== The records

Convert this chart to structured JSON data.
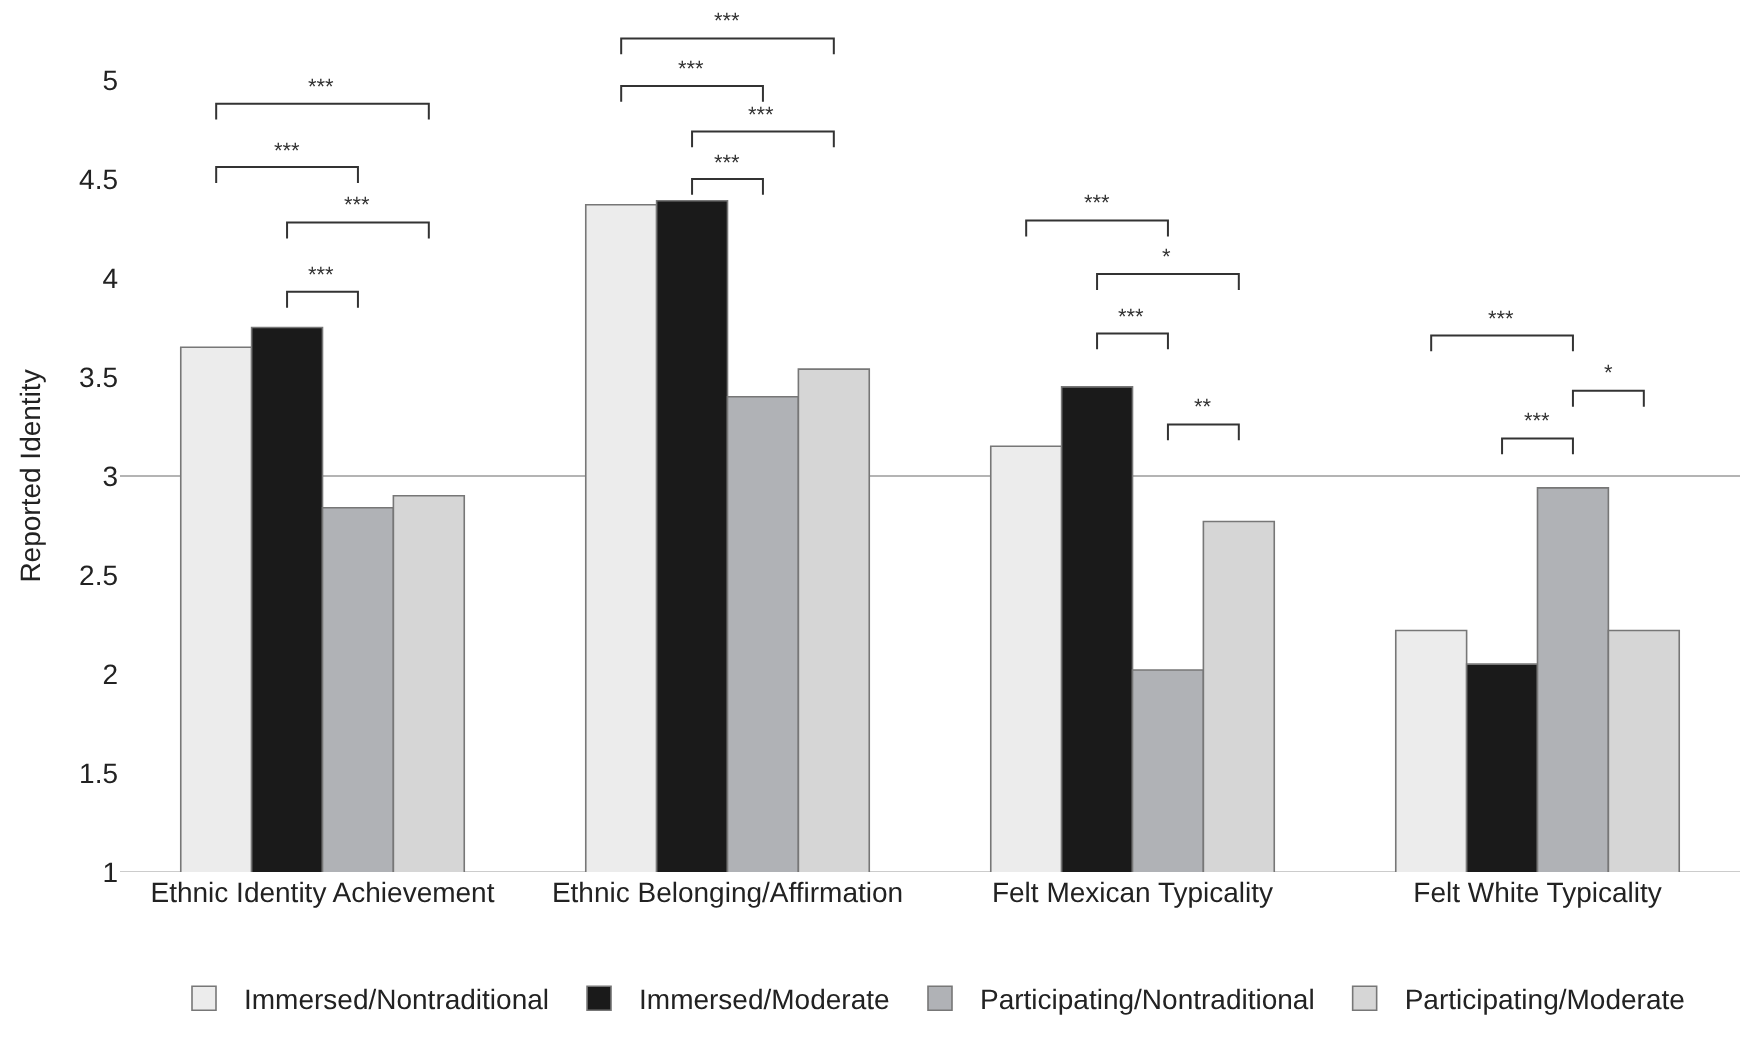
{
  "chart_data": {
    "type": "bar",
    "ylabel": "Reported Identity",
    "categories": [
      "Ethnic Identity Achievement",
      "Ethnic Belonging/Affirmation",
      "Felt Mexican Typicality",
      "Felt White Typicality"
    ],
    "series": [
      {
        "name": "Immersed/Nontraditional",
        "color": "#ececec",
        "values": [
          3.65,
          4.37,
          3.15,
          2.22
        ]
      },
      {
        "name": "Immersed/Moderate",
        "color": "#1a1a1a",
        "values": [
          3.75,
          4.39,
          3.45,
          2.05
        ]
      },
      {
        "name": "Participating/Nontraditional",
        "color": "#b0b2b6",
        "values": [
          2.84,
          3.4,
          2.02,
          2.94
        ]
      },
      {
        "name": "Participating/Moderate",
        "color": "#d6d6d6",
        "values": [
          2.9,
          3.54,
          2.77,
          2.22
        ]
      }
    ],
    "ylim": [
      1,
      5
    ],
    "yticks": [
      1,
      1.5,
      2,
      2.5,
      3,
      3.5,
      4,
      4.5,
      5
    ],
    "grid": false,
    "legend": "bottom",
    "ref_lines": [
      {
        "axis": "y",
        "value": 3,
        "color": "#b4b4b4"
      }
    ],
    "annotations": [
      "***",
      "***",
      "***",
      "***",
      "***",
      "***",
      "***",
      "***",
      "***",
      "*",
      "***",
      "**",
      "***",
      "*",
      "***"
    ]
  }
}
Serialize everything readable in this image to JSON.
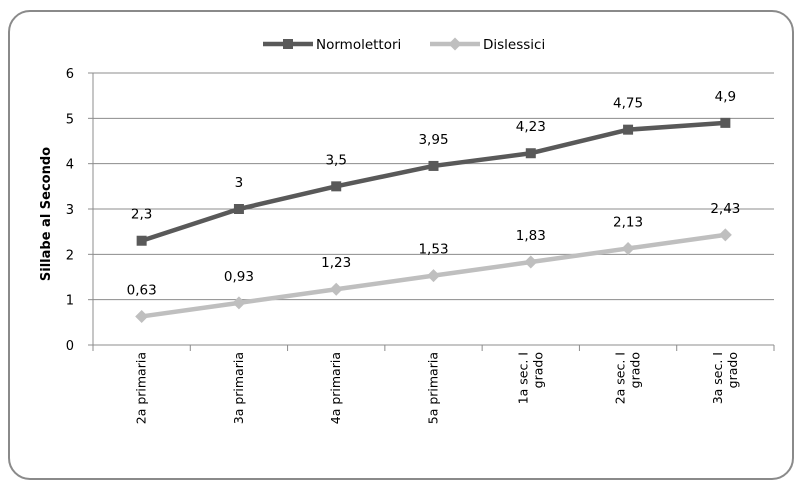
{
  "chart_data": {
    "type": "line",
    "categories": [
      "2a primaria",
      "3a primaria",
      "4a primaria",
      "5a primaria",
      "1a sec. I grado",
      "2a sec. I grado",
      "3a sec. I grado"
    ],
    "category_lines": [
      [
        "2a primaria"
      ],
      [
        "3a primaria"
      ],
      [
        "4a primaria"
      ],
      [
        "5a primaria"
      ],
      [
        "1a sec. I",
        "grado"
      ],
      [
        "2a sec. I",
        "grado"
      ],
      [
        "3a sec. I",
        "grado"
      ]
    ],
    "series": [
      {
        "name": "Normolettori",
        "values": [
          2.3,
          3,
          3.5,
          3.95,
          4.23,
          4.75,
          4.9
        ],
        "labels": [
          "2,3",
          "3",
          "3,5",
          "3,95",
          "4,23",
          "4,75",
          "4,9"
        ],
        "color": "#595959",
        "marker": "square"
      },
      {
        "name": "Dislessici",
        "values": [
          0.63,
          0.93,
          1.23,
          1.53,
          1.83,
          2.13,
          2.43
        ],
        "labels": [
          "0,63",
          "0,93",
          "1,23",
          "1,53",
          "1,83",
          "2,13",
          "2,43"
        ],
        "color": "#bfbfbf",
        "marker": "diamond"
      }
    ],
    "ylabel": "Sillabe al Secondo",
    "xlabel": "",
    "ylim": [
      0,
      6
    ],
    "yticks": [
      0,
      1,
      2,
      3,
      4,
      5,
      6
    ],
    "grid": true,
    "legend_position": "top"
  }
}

====

- **Goal**: Pull out all lines from the entries above in which the word "name" appears.

- **Completed task**:
        "name": "Immersed/Nontraditional",
        "name": "Immersed/Moderate",
        "name": "Participating/Nontraditional",
        "name": "Participating/Moderate",
        "name": "Normolettori",
        "name": "Dislessici",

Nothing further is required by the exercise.